(REQUEST): Write out the whole listing again, exactly as given.
[start of RECORD EXTRACTS]
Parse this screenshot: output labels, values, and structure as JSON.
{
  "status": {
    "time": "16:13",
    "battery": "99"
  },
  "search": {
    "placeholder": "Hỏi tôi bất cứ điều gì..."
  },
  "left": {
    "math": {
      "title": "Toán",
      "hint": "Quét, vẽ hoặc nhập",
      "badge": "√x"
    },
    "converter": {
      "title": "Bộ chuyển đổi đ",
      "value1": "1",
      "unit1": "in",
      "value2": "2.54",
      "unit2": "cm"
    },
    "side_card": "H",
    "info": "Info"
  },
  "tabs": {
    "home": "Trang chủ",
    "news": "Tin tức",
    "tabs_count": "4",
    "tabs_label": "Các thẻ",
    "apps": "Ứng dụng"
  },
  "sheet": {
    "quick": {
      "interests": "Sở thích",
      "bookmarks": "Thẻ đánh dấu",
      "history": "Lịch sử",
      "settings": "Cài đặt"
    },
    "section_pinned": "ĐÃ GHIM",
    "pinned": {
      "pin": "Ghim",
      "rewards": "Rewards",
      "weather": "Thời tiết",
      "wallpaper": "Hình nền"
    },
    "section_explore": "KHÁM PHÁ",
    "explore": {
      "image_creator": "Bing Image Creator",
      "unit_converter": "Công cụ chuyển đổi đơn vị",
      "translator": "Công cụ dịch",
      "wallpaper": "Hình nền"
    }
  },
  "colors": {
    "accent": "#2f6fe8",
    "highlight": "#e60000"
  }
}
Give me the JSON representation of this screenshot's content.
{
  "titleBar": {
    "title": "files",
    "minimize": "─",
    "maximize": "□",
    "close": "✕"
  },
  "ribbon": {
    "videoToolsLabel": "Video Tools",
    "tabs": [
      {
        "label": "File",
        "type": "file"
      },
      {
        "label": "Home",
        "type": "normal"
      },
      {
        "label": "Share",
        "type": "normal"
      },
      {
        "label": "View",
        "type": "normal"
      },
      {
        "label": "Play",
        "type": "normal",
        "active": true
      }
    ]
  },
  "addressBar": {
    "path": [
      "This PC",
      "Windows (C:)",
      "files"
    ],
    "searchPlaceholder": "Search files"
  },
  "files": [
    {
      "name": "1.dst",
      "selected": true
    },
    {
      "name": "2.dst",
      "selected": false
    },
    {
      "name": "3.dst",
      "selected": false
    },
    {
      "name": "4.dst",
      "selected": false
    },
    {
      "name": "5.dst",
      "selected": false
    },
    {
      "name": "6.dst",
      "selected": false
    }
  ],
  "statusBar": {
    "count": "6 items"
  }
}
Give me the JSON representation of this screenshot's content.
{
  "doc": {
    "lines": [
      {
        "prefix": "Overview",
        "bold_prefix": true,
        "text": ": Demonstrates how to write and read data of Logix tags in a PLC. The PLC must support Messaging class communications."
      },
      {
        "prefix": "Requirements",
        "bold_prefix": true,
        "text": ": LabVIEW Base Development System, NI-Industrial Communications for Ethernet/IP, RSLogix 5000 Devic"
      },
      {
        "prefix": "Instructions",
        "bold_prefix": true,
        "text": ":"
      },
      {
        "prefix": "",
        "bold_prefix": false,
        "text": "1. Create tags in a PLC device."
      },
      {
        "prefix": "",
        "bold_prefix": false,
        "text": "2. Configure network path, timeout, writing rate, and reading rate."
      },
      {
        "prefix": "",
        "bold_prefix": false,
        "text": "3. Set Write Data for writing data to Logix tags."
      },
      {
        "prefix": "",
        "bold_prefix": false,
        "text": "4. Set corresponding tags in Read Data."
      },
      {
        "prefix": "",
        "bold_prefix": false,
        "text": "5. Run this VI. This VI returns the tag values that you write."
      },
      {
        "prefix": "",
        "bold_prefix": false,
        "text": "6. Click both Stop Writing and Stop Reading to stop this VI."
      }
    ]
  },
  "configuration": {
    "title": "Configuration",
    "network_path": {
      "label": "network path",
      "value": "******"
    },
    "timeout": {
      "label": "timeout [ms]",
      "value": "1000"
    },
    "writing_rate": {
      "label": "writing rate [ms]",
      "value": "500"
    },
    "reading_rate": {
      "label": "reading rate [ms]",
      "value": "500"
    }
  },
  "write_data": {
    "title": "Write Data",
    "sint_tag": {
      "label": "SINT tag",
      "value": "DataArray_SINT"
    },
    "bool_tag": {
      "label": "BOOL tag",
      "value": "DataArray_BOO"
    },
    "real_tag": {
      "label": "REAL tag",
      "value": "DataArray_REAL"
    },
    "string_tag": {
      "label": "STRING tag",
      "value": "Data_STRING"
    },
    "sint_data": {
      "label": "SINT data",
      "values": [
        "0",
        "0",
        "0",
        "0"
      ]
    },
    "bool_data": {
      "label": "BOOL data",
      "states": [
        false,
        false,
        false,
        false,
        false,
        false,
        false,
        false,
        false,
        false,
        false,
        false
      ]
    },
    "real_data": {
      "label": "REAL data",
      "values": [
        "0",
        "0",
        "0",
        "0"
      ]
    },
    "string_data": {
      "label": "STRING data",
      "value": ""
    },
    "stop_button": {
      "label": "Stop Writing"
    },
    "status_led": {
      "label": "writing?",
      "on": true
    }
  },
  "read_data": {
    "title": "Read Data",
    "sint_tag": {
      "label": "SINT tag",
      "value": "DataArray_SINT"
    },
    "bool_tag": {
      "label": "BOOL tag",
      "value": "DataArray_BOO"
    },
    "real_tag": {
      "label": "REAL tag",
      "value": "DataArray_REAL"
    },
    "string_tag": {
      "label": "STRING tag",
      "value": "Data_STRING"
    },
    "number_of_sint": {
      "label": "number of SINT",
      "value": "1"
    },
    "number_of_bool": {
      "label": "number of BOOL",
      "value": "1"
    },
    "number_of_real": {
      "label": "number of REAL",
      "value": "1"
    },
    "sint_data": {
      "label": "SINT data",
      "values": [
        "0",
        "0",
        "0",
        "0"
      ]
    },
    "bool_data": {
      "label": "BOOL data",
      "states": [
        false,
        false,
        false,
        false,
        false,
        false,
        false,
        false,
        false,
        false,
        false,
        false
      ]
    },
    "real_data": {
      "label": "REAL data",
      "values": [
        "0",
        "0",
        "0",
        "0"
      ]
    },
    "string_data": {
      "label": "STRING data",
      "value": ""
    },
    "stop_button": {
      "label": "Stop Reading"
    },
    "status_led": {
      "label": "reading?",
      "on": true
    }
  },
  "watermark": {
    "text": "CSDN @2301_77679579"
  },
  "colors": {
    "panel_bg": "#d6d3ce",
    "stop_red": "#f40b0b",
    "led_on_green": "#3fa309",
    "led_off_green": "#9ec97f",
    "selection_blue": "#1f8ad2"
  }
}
[end of RECORD EXTRACTS]
(THE COMPLETED TASK):
Parse this screenshot: output labels, values, and structure as JSON.
{
  "status": {
    "time": "16:13",
    "battery": "99"
  },
  "search": {
    "placeholder": "Hỏi tôi bất cứ điều gì..."
  },
  "left": {
    "math": {
      "title": "Toán",
      "hint": "Quét, vẽ hoặc nhập",
      "badge": "√x"
    },
    "converter": {
      "title": "Bộ chuyển đổi đ",
      "value1": "1",
      "unit1": "in",
      "value2": "2.54",
      "unit2": "cm"
    },
    "side_card": "H",
    "info": "Info"
  },
  "tabs": {
    "home": "Trang chủ",
    "news": "Tin tức",
    "tabs_count": "4",
    "tabs_label": "Các thẻ",
    "apps": "Ứng dụng"
  },
  "sheet": {
    "quick": {
      "interests": "Sở thích",
      "bookmarks": "Thẻ đánh dấu",
      "history": "Lịch sử",
      "settings": "Cài đặt"
    },
    "section_pinned": "ĐÃ GHIM",
    "pinned": {
      "pin": "Ghim",
      "rewards": "Rewards",
      "weather": "Thời tiết",
      "wallpaper": "Hình nền"
    },
    "section_explore": "KHÁM PHÁ",
    "explore": {
      "image_creator": "Bing Image Creator",
      "unit_converter": "Công cụ chuyển đổi đơn vị",
      "translator": "Công cụ dịch",
      "wallpaper": "Hình nền"
    }
  },
  "colors": {
    "accent": "#2f6fe8",
    "highlight": "#e60000"
  }
}
Give me the JSON representation of this screenshot's content.
{
  "titleBar": {
    "title": "files",
    "minimize": "─",
    "maximize": "□",
    "close": "✕"
  },
  "ribbon": {
    "videoToolsLabel": "Video Tools",
    "tabs": [
      {
        "label": "File",
        "type": "file"
      },
      {
        "label": "Home",
        "type": "normal"
      },
      {
        "label": "Share",
        "type": "normal"
      },
      {
        "label": "View",
        "type": "normal"
      },
      {
        "label": "Play",
        "type": "normal",
        "active": true
      }
    ]
  },
  "addressBar": {
    "path": [
      "This PC",
      "Windows (C:)",
      "files"
    ],
    "searchPlaceholder": "Search files"
  },
  "files": [
    {
      "name": "1.dst",
      "selected": true
    },
    {
      "name": "2.dst",
      "selected": false
    },
    {
      "name": "3.dst",
      "selected": false
    },
    {
      "name": "4.dst",
      "selected": false
    },
    {
      "name": "5.dst",
      "selected": false
    },
    {
      "name": "6.dst",
      "selected": false
    }
  ],
  "statusBar": {
    "count": "6 items"
  }
}
Give me the JSON representation of this screenshot's content.
{
  "doc": {
    "lines": [
      {
        "prefix": "Overview",
        "bold_prefix": true,
        "text": ": Demonstrates how to write and read data of Logix tags in a PLC. The PLC must support Messaging class communications."
      },
      {
        "prefix": "Requirements",
        "bold_prefix": true,
        "text": ": LabVIEW Base Development System, NI-Industrial Communications for Ethernet/IP, RSLogix 5000 Devic"
      },
      {
        "prefix": "Instructions",
        "bold_prefix": true,
        "text": ":"
      },
      {
        "prefix": "",
        "bold_prefix": false,
        "text": "1. Create tags in a PLC device."
      },
      {
        "prefix": "",
        "bold_prefix": false,
        "text": "2. Configure network path, timeout, writing rate, and reading rate."
      },
      {
        "prefix": "",
        "bold_prefix": false,
        "text": "3. Set Write Data for writing data to Logix tags."
      },
      {
        "prefix": "",
        "bold_prefix": false,
        "text": "4. Set corresponding tags in Read Data."
      },
      {
        "prefix": "",
        "bold_prefix": false,
        "text": "5. Run this VI. This VI returns the tag values that you write."
      },
      {
        "prefix": "",
        "bold_prefix": false,
        "text": "6. Click both Stop Writing and Stop Reading to stop this VI."
      }
    ]
  },
  "configuration": {
    "title": "Configuration",
    "network_path": {
      "label": "network path",
      "value": "******"
    },
    "timeout": {
      "label": "timeout [ms]",
      "value": "1000"
    },
    "writing_rate": {
      "label": "writing rate [ms]",
      "value": "500"
    },
    "reading_rate": {
      "label": "reading rate [ms]",
      "value": "500"
    }
  },
  "write_data": {
    "title": "Write Data",
    "sint_tag": {
      "label": "SINT tag",
      "value": "DataArray_SINT"
    },
    "bool_tag": {
      "label": "BOOL tag",
      "value": "DataArray_BOO"
    },
    "real_tag": {
      "label": "REAL tag",
      "value": "DataArray_REAL"
    },
    "string_tag": {
      "label": "STRING tag",
      "value": "Data_STRING"
    },
    "sint_data": {
      "label": "SINT data",
      "values": [
        "0",
        "0",
        "0",
        "0"
      ]
    },
    "bool_data": {
      "label": "BOOL data",
      "states": [
        false,
        false,
        false,
        false,
        false,
        false,
        false,
        false,
        false,
        false,
        false,
        false
      ]
    },
    "real_data": {
      "label": "REAL data",
      "values": [
        "0",
        "0",
        "0",
        "0"
      ]
    },
    "string_data": {
      "label": "STRING data",
      "value": ""
    },
    "stop_button": {
      "label": "Stop Writing"
    },
    "status_led": {
      "label": "writing?",
      "on": true
    }
  },
  "read_data": {
    "title": "Read Data",
    "sint_tag": {
      "label": "SINT tag",
      "value": "DataArray_SINT"
    },
    "bool_tag": {
      "label": "BOOL tag",
      "value": "DataArray_BOO"
    },
    "real_tag": {
      "label": "REAL tag",
      "value": "DataArray_REAL"
    },
    "string_tag": {
      "label": "STRING tag",
      "value": "Data_STRING"
    },
    "number_of_sint": {
      "label": "number of SINT",
      "value": "1"
    },
    "number_of_bool": {
      "label": "number of BOOL",
      "value": "1"
    },
    "number_of_real": {
      "label": "number of REAL",
      "value": "1"
    },
    "sint_data": {
      "label": "SINT data",
      "values": [
        "0",
        "0",
        "0",
        "0"
      ]
    },
    "bool_data": {
      "label": "BOOL data",
      "states": [
        false,
        false,
        false,
        false,
        false,
        false,
        false,
        false,
        false,
        false,
        false,
        false
      ]
    },
    "real_data": {
      "label": "REAL data",
      "values": [
        "0",
        "0",
        "0",
        "0"
      ]
    },
    "string_data": {
      "label": "STRING data",
      "value": ""
    },
    "stop_button": {
      "label": "Stop Reading"
    },
    "status_led": {
      "label": "reading?",
      "on": true
    }
  },
  "watermark": {
    "text": "CSDN @2301_77679579"
  },
  "colors": {
    "panel_bg": "#d6d3ce",
    "stop_red": "#f40b0b",
    "led_on_green": "#3fa309",
    "led_off_green": "#9ec97f",
    "selection_blue": "#1f8ad2"
  }
}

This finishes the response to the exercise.